Stored records:
# # #

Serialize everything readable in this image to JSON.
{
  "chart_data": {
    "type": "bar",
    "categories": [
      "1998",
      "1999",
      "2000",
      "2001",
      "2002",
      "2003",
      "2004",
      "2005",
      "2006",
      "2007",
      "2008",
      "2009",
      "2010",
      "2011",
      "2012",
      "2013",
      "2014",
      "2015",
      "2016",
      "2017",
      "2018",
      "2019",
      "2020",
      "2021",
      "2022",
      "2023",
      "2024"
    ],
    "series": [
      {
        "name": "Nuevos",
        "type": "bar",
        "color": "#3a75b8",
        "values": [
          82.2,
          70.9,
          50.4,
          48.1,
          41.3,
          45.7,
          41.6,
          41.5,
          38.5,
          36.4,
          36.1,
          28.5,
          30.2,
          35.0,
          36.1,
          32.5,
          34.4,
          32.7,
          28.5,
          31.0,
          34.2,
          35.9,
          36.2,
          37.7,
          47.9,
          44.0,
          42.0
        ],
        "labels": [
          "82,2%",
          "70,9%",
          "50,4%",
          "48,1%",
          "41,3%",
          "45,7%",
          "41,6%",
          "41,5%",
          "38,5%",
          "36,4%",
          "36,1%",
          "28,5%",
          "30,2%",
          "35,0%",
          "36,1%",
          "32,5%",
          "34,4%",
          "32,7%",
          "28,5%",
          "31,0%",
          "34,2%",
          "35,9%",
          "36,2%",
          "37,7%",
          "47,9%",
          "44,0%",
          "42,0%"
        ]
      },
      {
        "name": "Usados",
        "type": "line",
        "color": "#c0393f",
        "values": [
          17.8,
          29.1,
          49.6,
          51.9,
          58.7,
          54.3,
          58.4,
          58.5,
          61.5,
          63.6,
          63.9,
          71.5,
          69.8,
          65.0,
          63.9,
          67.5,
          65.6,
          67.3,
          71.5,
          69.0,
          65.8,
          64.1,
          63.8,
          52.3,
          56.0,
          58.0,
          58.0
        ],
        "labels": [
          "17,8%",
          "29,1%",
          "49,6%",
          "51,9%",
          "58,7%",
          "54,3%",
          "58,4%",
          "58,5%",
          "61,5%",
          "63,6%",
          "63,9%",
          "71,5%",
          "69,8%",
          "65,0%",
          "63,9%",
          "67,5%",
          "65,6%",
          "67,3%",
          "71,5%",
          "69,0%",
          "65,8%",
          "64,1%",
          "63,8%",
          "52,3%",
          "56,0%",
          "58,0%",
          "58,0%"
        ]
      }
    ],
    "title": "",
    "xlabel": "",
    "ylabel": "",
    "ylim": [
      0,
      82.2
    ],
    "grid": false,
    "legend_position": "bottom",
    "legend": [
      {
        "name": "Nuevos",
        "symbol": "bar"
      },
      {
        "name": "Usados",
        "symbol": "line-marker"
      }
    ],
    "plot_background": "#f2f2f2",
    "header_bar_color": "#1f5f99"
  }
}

# # #

Print the listing above in full, exactly as it is.

▶ _Response_:
Serialize everything readable in this image to JSON.
{
  "chart_data": {
    "type": "bar",
    "categories": [
      "1998",
      "1999",
      "2000",
      "2001",
      "2002",
      "2003",
      "2004",
      "2005",
      "2006",
      "2007",
      "2008",
      "2009",
      "2010",
      "2011",
      "2012",
      "2013",
      "2014",
      "2015",
      "2016",
      "2017",
      "2018",
      "2019",
      "2020",
      "2021",
      "2022",
      "2023",
      "2024"
    ],
    "series": [
      {
        "name": "Nuevos",
        "type": "bar",
        "color": "#3a75b8",
        "values": [
          82.2,
          70.9,
          50.4,
          48.1,
          41.3,
          45.7,
          41.6,
          41.5,
          38.5,
          36.4,
          36.1,
          28.5,
          30.2,
          35.0,
          36.1,
          32.5,
          34.4,
          32.7,
          28.5,
          31.0,
          34.2,
          35.9,
          36.2,
          37.7,
          47.9,
          44.0,
          42.0
        ],
        "labels": [
          "82,2%",
          "70,9%",
          "50,4%",
          "48,1%",
          "41,3%",
          "45,7%",
          "41,6%",
          "41,5%",
          "38,5%",
          "36,4%",
          "36,1%",
          "28,5%",
          "30,2%",
          "35,0%",
          "36,1%",
          "32,5%",
          "34,4%",
          "32,7%",
          "28,5%",
          "31,0%",
          "34,2%",
          "35,9%",
          "36,2%",
          "37,7%",
          "47,9%",
          "44,0%",
          "42,0%"
        ]
      },
      {
        "name": "Usados",
        "type": "line",
        "color": "#c0393f",
        "values": [
          17.8,
          29.1,
          49.6,
          51.9,
          58.7,
          54.3,
          58.4,
          58.5,
          61.5,
          63.6,
          63.9,
          71.5,
          69.8,
          65.0,
          63.9,
          67.5,
          65.6,
          67.3,
          71.5,
          69.0,
          65.8,
          64.1,
          63.8,
          52.3,
          56.0,
          58.0,
          58.0
        ],
        "labels": [
          "17,8%",
          "29,1%",
          "49,6%",
          "51,9%",
          "58,7%",
          "54,3%",
          "58,4%",
          "58,5%",
          "61,5%",
          "63,6%",
          "63,9%",
          "71,5%",
          "69,8%",
          "65,0%",
          "63,9%",
          "67,5%",
          "65,6%",
          "67,3%",
          "71,5%",
          "69,0%",
          "65,8%",
          "64,1%",
          "63,8%",
          "52,3%",
          "56,0%",
          "58,0%",
          "58,0%"
        ]
      }
    ],
    "title": "",
    "xlabel": "",
    "ylabel": "",
    "ylim": [
      0,
      82.2
    ],
    "grid": false,
    "legend_position": "bottom",
    "legend": [
      {
        "name": "Nuevos",
        "symbol": "bar"
      },
      {
        "name": "Usados",
        "symbol": "line-marker"
      }
    ],
    "plot_background": "#f2f2f2",
    "header_bar_color": "#1f5f99"
  }
}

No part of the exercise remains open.